# [PROBLEM]
Write out these lines exactly as they appear, covering every row.

[Collected data]
BEGIN
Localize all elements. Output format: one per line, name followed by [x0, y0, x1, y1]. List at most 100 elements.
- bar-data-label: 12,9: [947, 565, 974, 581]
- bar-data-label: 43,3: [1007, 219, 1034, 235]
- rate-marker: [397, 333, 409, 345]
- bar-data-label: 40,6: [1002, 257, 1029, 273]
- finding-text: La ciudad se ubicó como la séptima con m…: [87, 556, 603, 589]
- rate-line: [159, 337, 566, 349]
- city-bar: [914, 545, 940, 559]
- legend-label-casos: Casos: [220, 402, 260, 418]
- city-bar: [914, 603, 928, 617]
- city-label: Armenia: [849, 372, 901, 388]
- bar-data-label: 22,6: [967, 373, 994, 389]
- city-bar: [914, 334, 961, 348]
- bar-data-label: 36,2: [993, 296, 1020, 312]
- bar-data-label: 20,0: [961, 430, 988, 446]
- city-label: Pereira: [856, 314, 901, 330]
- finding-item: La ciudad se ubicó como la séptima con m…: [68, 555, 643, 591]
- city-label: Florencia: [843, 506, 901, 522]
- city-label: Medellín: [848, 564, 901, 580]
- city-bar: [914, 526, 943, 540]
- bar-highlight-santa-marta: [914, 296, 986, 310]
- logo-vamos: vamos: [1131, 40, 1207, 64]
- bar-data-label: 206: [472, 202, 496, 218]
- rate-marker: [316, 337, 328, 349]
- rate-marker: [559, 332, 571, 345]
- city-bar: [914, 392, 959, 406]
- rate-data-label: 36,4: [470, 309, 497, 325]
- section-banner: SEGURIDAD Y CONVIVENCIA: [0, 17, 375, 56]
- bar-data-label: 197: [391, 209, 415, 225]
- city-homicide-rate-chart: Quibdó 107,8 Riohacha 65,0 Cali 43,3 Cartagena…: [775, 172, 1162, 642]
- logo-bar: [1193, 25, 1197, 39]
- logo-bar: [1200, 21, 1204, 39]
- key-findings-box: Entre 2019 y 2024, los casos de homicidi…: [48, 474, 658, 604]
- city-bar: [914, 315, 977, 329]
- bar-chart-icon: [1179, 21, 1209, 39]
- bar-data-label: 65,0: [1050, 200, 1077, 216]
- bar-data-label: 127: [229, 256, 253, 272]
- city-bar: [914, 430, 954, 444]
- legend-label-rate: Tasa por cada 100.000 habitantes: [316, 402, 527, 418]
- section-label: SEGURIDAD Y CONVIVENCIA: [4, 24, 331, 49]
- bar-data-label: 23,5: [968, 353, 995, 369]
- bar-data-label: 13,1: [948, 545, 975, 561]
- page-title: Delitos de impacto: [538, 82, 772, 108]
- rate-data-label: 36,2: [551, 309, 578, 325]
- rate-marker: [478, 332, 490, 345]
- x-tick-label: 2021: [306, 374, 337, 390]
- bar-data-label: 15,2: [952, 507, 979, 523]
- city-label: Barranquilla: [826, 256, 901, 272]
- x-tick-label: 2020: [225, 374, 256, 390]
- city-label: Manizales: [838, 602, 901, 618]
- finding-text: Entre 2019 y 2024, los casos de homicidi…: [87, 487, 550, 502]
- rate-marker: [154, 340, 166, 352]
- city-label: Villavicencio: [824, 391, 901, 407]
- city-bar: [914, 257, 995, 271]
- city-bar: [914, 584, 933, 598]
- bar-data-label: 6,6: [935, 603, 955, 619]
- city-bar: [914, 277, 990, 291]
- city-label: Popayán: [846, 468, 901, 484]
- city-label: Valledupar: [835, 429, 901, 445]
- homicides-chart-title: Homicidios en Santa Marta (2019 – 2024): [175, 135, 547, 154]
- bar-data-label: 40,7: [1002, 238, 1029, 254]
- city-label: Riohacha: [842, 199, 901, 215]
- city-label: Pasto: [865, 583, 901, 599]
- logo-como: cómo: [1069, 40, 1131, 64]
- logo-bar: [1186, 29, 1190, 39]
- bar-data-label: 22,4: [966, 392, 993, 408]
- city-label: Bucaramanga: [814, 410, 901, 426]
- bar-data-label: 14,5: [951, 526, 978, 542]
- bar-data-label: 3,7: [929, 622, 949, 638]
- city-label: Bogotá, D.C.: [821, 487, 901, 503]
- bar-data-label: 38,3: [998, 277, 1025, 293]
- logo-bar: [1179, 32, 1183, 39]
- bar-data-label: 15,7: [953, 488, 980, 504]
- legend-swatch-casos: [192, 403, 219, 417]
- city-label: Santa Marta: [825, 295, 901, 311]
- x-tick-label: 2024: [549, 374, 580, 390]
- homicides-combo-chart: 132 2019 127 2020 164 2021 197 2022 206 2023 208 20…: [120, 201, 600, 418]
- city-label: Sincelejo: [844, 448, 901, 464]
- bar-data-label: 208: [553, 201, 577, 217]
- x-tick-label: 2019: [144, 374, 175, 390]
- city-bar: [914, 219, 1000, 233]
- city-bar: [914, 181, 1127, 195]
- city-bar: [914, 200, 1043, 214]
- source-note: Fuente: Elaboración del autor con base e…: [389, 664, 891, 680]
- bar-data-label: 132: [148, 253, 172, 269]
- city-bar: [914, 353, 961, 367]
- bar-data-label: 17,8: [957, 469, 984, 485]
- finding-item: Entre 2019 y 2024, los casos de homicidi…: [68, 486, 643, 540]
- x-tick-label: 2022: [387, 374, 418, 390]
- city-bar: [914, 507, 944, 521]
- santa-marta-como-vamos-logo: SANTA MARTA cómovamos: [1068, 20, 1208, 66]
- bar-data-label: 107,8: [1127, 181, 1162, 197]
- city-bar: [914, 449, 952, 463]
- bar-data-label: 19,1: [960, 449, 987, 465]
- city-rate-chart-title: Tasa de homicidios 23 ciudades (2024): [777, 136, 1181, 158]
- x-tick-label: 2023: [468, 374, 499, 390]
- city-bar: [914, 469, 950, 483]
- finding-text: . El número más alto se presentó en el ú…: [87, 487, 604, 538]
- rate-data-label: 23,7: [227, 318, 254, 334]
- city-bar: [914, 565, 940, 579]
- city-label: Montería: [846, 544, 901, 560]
END
# [SOLUTION TO THE EXERCISE]
Localize all elements. Output format: one per line, name followed by [x0, y0, x1, y1]. List at most 100 elements.
- bar-data-label: 12,9: [947, 565, 974, 581]
- bar-data-label: 43,3: [1007, 219, 1034, 235]
- rate-marker: [397, 333, 409, 345]
- bar-data-label: 40,6: [1002, 257, 1029, 273]
- finding-text: La ciudad se ubicó como la séptima con m…: [87, 556, 603, 589]
- rate-line: [159, 337, 566, 349]
- city-bar: [914, 545, 940, 559]
- legend-label-casos: Casos: [220, 402, 260, 418]
- city-bar: [914, 603, 928, 617]
- city-label: Armenia: [849, 372, 901, 388]
- bar-data-label: 22,6: [967, 373, 994, 389]
- city-bar: [914, 334, 961, 348]
- bar-data-label: 36,2: [993, 296, 1020, 312]
- bar-data-label: 20,0: [961, 430, 988, 446]
- city-label: Pereira: [856, 314, 901, 330]
- finding-item: La ciudad se ubicó como la séptima con m…: [68, 555, 643, 591]
- city-label: Florencia: [843, 506, 901, 522]
- city-label: Medellín: [848, 564, 901, 580]
- city-bar: [914, 526, 943, 540]
- bar-highlight-santa-marta: [914, 296, 986, 310]
- logo-vamos: vamos: [1131, 40, 1207, 64]
- bar-data-label: 206: [472, 202, 496, 218]
- rate-marker: [316, 337, 328, 349]
- rate-marker: [559, 332, 571, 345]
- city-bar: [914, 392, 959, 406]
- rate-data-label: 36,4: [470, 309, 497, 325]
- section-banner: SEGURIDAD Y CONVIVENCIA: [0, 17, 375, 56]
- bar-data-label: 197: [391, 209, 415, 225]
- city-homicide-rate-chart: Quibdó 107,8 Riohacha 65,0 Cali 43,3 Cartagena…: [775, 172, 1162, 642]
- logo-bar: [1193, 25, 1197, 39]
- logo-bar: [1200, 21, 1204, 39]
- key-findings-box: Entre 2019 y 2024, los casos de homicidi…: [48, 474, 658, 604]
- city-bar: [914, 315, 977, 329]
- bar-chart-icon: [1179, 21, 1209, 39]
- bar-data-label: 65,0: [1050, 200, 1077, 216]
- bar-data-label: 127: [229, 256, 253, 272]
- city-bar: [914, 430, 954, 444]
- legend-label-rate: Tasa por cada 100.000 habitantes: [316, 402, 527, 418]
- section-label: SEGURIDAD Y CONVIVENCIA: [4, 24, 331, 49]
- bar-data-label: 23,5: [968, 353, 995, 369]
- bar-data-label: 13,1: [948, 545, 975, 561]
- page-title: Delitos de impacto: [538, 82, 772, 108]
- rate-data-label: 36,2: [551, 309, 578, 325]
- rate-marker: [478, 332, 490, 345]
- x-tick-label: 2021: [306, 374, 337, 390]
- bar-data-label: 15,2: [952, 507, 979, 523]
- city-label: Barranquilla: [826, 256, 901, 272]
- x-tick-label: 2020: [225, 374, 256, 390]
- city-label: Manizales: [838, 602, 901, 618]
- finding-text: Entre 2019 y 2024, los casos de homicidi…: [87, 487, 550, 502]
- rate-marker: [154, 340, 166, 352]
- city-label: Villavicencio: [824, 391, 901, 407]
- city-bar: [914, 257, 995, 271]
- city-bar: [914, 584, 933, 598]
- bar-data-label: 6,6: [935, 603, 955, 619]
- city-bar: [914, 277, 990, 291]
- city-label: Popayán: [846, 468, 901, 484]
- city-label: Valledupar: [835, 429, 901, 445]
- homicides-chart-title: Homicidios en Santa Marta (2019 – 2024): [175, 135, 547, 154]
- bar-data-label: 40,7: [1002, 238, 1029, 254]
- city-label: Riohacha: [842, 199, 901, 215]
- city-label: Pasto: [865, 583, 901, 599]
- logo-como: cómo: [1069, 40, 1131, 64]
- logo-bar: [1186, 29, 1190, 39]
- bar-data-label: 22,4: [966, 392, 993, 408]
- city-label: Bucaramanga: [814, 410, 901, 426]
- bar-data-label: 14,5: [951, 526, 978, 542]
- bar-data-label: 3,7: [929, 622, 949, 638]
- city-label: Bogotá, D.C.: [821, 487, 901, 503]
- bar-data-label: 38,3: [998, 277, 1025, 293]
- logo-bar: [1179, 32, 1183, 39]
- bar-data-label: 15,7: [953, 488, 980, 504]
- legend-swatch-casos: [192, 403, 219, 417]
- city-label: Santa Marta: [825, 295, 901, 311]
- x-tick-label: 2024: [549, 374, 580, 390]
- homicides-combo-chart: 132 2019 127 2020 164 2021 197 2022 206 2023 208 20…: [120, 201, 600, 418]
- city-label: Sincelejo: [844, 448, 901, 464]
- bar-data-label: 208: [553, 201, 577, 217]
- x-tick-label: 2019: [144, 374, 175, 390]
- city-bar: [914, 219, 1000, 233]
- city-bar: [914, 181, 1127, 195]
- city-bar: [914, 200, 1043, 214]
- source-note: Fuente: Elaboración del autor con base e…: [389, 664, 891, 680]
- bar-data-label: 132: [148, 253, 172, 269]
- city-bar: [914, 353, 961, 367]
- bar-data-label: 17,8: [957, 469, 984, 485]
- finding-item: Entre 2019 y 2024, los casos de homicidi…: [68, 486, 643, 540]
- x-tick-label: 2022: [387, 374, 418, 390]
- city-bar: [914, 507, 944, 521]
- santa-marta-como-vamos-logo: SANTA MARTA cómovamos: [1068, 20, 1208, 66]
- bar-data-label: 107,8: [1127, 181, 1162, 197]
- city-bar: [914, 449, 952, 463]
- bar-data-label: 19,1: [960, 449, 987, 465]
- city-rate-chart-title: Tasa de homicidios 23 ciudades (2024): [777, 136, 1181, 158]
- x-tick-label: 2023: [468, 374, 499, 390]
- city-bar: [914, 469, 950, 483]
- finding-text: . El número más alto se presentó en el ú…: [87, 487, 604, 538]
- rate-data-label: 23,7: [227, 318, 254, 334]
- city-bar: [914, 565, 940, 579]
- city-label: Montería: [846, 544, 901, 560]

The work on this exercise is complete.